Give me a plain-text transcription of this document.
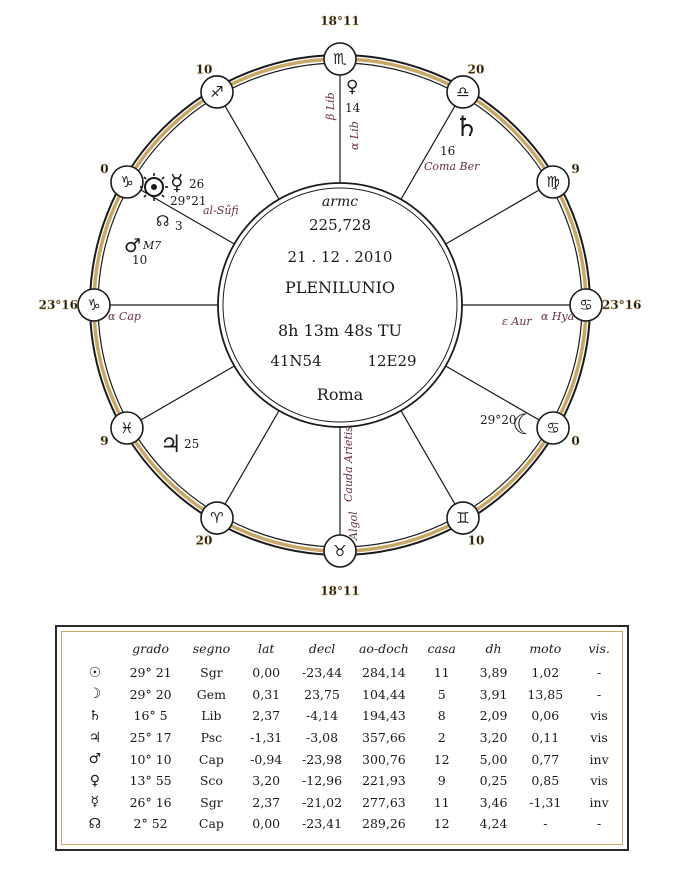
♏
18°11
♎
20
♍
9
♋ 23°16
♋
0
♊
10
♉
18°11
♈
20
♓
9
♑
23°16
♑
0
♐
10
armc
225,728
21 . 12 . 2010
PLENILUNIO
8h 13m 48s TU
41N54	12E29
Roma
♄
16
♀
14
29°21
☿ 26
☊ 3
♂
10
♃ 25
☾
29°20
β Lib
α Lib
Coma Ber
al-Sûfi
M7
α Cap	ε Aur α Hya
Algol
Cauda Arietis
	grado	segno	lat	decl	ao-doch	casa	dh	moto	vis.
☉	29° 21	Sgr	0,00	-23,44	284,14	11	3,89	1,02	-
☽	29° 20	Gem	0,31	23,75	104,44	5	3,91	13,85	-
♄	16° 5	Lib	2,37	-4,14	194,43	8	2,09	0,06	vis
♃	25° 17	Psc	-1,31	-3,08	357,66	2	3,20	0,11	vis
♂	10° 10	Cap	-0,94	-23,98	300,76	12	5,00	0,77	inv
♀	13° 55	Sco	3,20	-12,96	221,93	9	0,25	0,85	vis
☿	26° 16	Sgr	2,37	-21,02	277,63	11	3,46	-1,31	inv
☊	2° 52	Cap	0,00	-23,41	289,26	12	4,24	-	-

━━━━━━━━━━

Exercise instructions: Exclude the images and reproduce the remaining data exactly.

Written answer:
Give me a plain-text transcription of this document.
♏
18°11
♎
20
♍
9
♋ 23°16
♋
0
♊
10
♉
18°11
♈
20
♓
9
♑
23°16
♑
0
♐
10
armc
225,728
21 . 12 . 2010
PLENILUNIO
8h 13m 48s TU
41N54	12E29
Roma
♄
16
♀
14
29°21
☿ 26
☊ 3
♂
10
♃ 25
☾
29°20
β Lib
α Lib
Coma Ber
al-Sûfi
M7
α Cap	ε Aur α Hya
Algol
Cauda Arietis
	grado	segno	lat	decl	ao-doch	casa	dh	moto	vis.
☉	29° 21	Sgr	0,00	-23,44	284,14	11	3,89	1,02	-
☽	29° 20	Gem	0,31	23,75	104,44	5	3,91	13,85	-
♄	16° 5	Lib	2,37	-4,14	194,43	8	2,09	0,06	vis
♃	25° 17	Psc	-1,31	-3,08	357,66	2	3,20	0,11	vis
♂	10° 10	Cap	-0,94	-23,98	300,76	12	5,00	0,77	inv
♀	13° 55	Sco	3,20	-12,96	221,93	9	0,25	0,85	vis
☿	26° 16	Sgr	2,37	-21,02	277,63	11	3,46	-1,31	inv
☊	2° 52	Cap	0,00	-23,41	289,26	12	4,24	-	-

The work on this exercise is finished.